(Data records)
>> Start

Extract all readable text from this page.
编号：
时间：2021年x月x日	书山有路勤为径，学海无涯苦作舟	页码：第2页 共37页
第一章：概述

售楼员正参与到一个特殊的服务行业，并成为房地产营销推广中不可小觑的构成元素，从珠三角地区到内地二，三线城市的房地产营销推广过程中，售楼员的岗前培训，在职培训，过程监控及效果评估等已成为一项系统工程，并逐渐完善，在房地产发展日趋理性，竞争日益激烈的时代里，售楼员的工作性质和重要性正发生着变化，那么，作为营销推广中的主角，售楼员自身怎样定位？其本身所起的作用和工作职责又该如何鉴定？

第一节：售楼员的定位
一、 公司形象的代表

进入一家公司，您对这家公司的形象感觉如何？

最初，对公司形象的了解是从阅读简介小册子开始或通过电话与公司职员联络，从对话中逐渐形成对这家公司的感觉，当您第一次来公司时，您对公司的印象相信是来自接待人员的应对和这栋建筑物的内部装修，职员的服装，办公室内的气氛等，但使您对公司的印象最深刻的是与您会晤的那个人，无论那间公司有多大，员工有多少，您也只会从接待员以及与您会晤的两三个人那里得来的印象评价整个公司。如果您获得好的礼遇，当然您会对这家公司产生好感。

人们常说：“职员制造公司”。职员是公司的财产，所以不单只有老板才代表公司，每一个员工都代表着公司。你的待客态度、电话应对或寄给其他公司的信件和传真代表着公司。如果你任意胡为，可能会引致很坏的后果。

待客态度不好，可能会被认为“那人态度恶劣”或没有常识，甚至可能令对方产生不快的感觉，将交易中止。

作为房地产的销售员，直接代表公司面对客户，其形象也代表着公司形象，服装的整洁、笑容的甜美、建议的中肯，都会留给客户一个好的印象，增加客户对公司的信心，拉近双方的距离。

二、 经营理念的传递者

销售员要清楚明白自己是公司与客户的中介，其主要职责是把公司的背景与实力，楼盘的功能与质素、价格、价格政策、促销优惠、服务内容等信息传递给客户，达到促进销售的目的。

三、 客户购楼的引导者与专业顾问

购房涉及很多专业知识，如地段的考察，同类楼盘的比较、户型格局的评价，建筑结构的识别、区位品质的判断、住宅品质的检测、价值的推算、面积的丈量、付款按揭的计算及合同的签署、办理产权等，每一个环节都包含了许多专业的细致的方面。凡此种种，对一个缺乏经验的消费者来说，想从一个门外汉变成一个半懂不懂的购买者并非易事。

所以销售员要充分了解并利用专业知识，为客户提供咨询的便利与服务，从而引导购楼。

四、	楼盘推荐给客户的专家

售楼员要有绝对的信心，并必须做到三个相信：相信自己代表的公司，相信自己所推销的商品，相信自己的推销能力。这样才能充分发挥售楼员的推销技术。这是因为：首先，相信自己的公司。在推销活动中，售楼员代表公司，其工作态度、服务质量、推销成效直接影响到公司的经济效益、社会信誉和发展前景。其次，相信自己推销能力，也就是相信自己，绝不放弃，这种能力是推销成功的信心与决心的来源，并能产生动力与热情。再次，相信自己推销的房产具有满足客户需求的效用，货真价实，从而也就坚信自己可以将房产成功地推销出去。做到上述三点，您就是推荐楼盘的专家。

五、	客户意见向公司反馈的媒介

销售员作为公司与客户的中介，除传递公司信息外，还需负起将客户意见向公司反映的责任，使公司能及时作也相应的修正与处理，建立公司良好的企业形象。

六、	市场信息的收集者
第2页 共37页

>> End

Short problem —
Write out the whole listing again. Match it word for word.

Written response —
Extract all readable text from this page.
编号：
时间：2021年x月x日	书山有路勤为径，学海无涯苦作舟	页码：第2页 共37页
第一章：概述

售楼员正参与到一个特殊的服务行业，并成为房地产营销推广中不可小觑的构成元素，从珠三角地区到内地二，三线城市的房地产营销推广过程中，售楼员的岗前培训，在职培训，过程监控及效果评估等已成为一项系统工程，并逐渐完善，在房地产发展日趋理性，竞争日益激烈的时代里，售楼员的工作性质和重要性正发生着变化，那么，作为营销推广中的主角，售楼员自身怎样定位？其本身所起的作用和工作职责又该如何鉴定？

第一节：售楼员的定位
一、 公司形象的代表

进入一家公司，您对这家公司的形象感觉如何？

最初，对公司形象的了解是从阅读简介小册子开始或通过电话与公司职员联络，从对话中逐渐形成对这家公司的感觉，当您第一次来公司时，您对公司的印象相信是来自接待人员的应对和这栋建筑物的内部装修，职员的服装，办公室内的气氛等，但使您对公司的印象最深刻的是与您会晤的那个人，无论那间公司有多大，员工有多少，您也只会从接待员以及与您会晤的两三个人那里得来的印象评价整个公司。如果您获得好的礼遇，当然您会对这家公司产生好感。

人们常说：“职员制造公司”。职员是公司的财产，所以不单只有老板才代表公司，每一个员工都代表着公司。你的待客态度、电话应对或寄给其他公司的信件和传真代表着公司。如果你任意胡为，可能会引致很坏的后果。

待客态度不好，可能会被认为“那人态度恶劣”或没有常识，甚至可能令对方产生不快的感觉，将交易中止。

作为房地产的销售员，直接代表公司面对客户，其形象也代表着公司形象，服装的整洁、笑容的甜美、建议的中肯，都会留给客户一个好的印象，增加客户对公司的信心，拉近双方的距离。

二、 经营理念的传递者

销售员要清楚明白自己是公司与客户的中介，其主要职责是把公司的背景与实力，楼盘的功能与质素、价格、价格政策、促销优惠、服务内容等信息传递给客户，达到促进销售的目的。

三、 客户购楼的引导者与专业顾问

购房涉及很多专业知识，如地段的考察，同类楼盘的比较、户型格局的评价，建筑结构的识别、区位品质的判断、住宅品质的检测、价值的推算、面积的丈量、付款按揭的计算及合同的签署、办理产权等，每一个环节都包含了许多专业的细致的方面。凡此种种，对一个缺乏经验的消费者来说，想从一个门外汉变成一个半懂不懂的购买者并非易事。

所以销售员要充分了解并利用专业知识，为客户提供咨询的便利与服务，从而引导购楼。

四、	楼盘推荐给客户的专家

售楼员要有绝对的信心，并必须做到三个相信：相信自己代表的公司，相信自己所推销的商品，相信自己的推销能力。这样才能充分发挥售楼员的推销技术。这是因为：首先，相信自己的公司。在推销活动中，售楼员代表公司，其工作态度、服务质量、推销成效直接影响到公司的经济效益、社会信誉和发展前景。其次，相信自己推销能力，也就是相信自己，绝不放弃，这种能力是推销成功的信心与决心的来源，并能产生动力与热情。再次，相信自己推销的房产具有满足客户需求的效用，货真价实，从而也就坚信自己可以将房产成功地推销出去。做到上述三点，您就是推荐楼盘的专家。

五、	客户意见向公司反馈的媒介

销售员作为公司与客户的中介，除传递公司信息外，还需负起将客户意见向公司反映的责任，使公司能及时作也相应的修正与处理，建立公司良好的企业形象。

六、	市场信息的收集者
第2页 共37页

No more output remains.